### Exercise
Show all lines of the listing that contain the word "types".

### Given records
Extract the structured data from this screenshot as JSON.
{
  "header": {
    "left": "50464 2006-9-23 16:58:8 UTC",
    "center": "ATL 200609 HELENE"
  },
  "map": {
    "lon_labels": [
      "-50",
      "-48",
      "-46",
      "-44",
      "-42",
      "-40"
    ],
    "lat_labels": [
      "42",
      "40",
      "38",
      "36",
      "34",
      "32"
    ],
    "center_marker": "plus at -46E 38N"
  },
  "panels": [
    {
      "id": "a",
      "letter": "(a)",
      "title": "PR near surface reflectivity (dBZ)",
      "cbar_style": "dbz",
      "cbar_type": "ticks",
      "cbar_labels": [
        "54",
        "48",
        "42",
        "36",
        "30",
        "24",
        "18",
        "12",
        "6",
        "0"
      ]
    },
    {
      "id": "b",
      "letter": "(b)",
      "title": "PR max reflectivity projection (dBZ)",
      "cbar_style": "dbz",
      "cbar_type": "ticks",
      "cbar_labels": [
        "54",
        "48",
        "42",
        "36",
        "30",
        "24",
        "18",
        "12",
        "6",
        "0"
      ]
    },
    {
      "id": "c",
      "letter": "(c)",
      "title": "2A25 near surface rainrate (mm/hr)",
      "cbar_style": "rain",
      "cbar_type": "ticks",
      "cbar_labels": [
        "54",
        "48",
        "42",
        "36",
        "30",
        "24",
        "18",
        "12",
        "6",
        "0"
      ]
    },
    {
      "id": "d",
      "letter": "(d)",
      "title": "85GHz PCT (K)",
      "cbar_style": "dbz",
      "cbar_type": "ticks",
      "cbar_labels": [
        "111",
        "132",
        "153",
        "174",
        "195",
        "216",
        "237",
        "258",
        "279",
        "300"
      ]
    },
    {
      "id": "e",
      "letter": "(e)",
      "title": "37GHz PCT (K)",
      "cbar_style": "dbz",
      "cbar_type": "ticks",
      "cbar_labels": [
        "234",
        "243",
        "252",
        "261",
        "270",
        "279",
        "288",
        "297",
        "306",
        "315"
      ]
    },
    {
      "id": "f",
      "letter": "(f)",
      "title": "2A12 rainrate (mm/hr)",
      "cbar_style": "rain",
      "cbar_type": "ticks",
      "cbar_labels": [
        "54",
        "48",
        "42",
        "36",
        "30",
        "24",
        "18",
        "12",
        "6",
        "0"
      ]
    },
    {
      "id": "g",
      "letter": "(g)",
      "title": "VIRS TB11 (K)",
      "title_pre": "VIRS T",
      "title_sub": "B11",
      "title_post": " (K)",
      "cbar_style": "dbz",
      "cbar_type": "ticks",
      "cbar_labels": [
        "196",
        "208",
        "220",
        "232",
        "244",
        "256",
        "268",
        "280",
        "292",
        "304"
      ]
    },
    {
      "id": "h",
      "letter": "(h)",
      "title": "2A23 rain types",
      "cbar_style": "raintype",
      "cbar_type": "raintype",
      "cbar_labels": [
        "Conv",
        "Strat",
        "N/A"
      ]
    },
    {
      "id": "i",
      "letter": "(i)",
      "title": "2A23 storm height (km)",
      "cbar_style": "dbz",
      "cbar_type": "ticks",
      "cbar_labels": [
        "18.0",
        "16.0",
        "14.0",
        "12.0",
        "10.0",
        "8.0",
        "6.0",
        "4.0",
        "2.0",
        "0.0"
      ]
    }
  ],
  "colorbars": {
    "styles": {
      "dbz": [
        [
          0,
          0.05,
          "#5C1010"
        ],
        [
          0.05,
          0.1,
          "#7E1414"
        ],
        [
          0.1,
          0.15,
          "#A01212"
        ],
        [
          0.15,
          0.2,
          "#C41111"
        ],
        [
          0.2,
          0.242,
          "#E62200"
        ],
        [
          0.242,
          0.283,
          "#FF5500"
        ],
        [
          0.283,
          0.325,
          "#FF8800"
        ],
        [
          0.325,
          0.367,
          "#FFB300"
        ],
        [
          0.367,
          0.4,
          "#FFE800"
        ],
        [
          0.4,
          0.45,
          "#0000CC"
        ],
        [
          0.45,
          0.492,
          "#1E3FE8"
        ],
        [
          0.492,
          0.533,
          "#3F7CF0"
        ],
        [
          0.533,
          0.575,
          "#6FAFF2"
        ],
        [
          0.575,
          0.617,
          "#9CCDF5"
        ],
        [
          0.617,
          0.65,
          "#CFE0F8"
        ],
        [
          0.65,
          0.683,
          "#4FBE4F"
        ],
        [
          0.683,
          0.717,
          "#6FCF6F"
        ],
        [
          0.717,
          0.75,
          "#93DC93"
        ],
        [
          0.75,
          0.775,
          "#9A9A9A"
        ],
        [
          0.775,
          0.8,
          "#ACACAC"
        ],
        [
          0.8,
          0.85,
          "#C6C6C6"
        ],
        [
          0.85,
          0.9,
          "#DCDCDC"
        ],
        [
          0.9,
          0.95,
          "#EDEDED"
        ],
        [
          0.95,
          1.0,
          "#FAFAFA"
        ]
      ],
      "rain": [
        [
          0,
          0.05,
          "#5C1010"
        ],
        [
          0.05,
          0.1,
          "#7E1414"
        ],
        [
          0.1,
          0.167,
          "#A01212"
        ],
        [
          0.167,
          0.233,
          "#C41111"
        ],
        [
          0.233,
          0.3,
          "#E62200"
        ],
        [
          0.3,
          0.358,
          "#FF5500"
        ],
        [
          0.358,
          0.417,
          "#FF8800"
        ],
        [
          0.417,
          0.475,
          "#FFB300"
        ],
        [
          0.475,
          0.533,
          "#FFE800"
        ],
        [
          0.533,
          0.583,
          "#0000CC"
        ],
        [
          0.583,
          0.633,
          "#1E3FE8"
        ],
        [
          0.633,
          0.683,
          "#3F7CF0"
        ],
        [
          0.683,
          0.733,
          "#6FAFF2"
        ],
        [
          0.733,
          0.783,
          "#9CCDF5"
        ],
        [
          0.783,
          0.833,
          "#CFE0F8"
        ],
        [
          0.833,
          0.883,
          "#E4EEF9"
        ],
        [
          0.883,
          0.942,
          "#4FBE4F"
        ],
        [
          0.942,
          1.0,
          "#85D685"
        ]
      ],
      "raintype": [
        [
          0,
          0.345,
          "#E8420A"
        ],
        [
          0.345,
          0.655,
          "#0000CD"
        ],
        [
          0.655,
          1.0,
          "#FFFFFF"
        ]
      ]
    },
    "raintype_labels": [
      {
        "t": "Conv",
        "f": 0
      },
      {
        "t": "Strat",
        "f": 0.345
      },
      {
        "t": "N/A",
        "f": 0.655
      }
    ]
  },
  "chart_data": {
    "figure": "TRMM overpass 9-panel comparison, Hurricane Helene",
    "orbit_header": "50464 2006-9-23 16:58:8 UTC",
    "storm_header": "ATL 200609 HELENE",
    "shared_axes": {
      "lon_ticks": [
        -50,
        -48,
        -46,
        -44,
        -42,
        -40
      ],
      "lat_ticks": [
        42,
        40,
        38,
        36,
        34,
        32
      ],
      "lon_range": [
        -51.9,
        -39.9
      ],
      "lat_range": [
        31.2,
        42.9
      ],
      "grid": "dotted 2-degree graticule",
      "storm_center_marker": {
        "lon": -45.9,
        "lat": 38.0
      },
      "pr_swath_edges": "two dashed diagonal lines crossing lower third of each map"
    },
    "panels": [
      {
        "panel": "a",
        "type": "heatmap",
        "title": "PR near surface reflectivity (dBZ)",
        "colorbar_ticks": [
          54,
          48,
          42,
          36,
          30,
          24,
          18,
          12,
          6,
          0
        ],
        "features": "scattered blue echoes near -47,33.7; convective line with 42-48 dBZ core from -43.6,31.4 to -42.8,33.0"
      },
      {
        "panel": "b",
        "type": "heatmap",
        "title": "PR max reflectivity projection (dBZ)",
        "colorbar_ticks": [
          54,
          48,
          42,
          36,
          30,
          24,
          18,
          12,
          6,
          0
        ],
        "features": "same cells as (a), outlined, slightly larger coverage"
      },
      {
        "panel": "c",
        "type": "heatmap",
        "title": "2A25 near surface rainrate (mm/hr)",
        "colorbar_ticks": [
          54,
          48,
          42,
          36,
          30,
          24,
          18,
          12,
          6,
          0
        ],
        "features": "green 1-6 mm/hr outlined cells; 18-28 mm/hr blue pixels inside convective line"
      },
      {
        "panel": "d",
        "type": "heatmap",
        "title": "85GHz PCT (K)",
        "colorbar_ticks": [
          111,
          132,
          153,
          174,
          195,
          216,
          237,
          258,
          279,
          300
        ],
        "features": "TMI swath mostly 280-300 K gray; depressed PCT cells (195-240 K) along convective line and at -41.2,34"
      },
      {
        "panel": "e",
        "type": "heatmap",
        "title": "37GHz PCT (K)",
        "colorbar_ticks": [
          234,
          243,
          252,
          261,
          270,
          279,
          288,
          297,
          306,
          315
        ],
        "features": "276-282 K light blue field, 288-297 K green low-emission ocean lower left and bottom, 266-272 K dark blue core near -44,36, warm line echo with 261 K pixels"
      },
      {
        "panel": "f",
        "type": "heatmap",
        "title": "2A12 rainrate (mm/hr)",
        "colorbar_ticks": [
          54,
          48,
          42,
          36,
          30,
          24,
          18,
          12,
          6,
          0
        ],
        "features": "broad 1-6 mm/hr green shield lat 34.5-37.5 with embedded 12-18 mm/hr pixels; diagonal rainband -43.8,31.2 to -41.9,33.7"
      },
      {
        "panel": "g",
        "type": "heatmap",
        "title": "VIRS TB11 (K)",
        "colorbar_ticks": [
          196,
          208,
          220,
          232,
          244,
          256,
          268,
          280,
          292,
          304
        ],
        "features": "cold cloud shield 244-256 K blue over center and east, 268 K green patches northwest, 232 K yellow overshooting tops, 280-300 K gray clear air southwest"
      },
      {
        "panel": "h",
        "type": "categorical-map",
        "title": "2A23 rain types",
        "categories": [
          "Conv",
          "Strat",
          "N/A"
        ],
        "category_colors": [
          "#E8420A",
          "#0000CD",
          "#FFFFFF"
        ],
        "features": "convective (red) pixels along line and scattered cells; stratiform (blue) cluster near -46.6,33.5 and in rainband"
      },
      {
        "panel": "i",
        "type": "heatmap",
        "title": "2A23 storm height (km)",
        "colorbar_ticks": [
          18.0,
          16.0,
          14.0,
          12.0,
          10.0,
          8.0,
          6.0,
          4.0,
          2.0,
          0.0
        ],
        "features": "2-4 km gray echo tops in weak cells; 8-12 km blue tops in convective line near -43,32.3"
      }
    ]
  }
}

### Result of this task
      "title": "2A23 rain types",
        "title": "2A23 rain types",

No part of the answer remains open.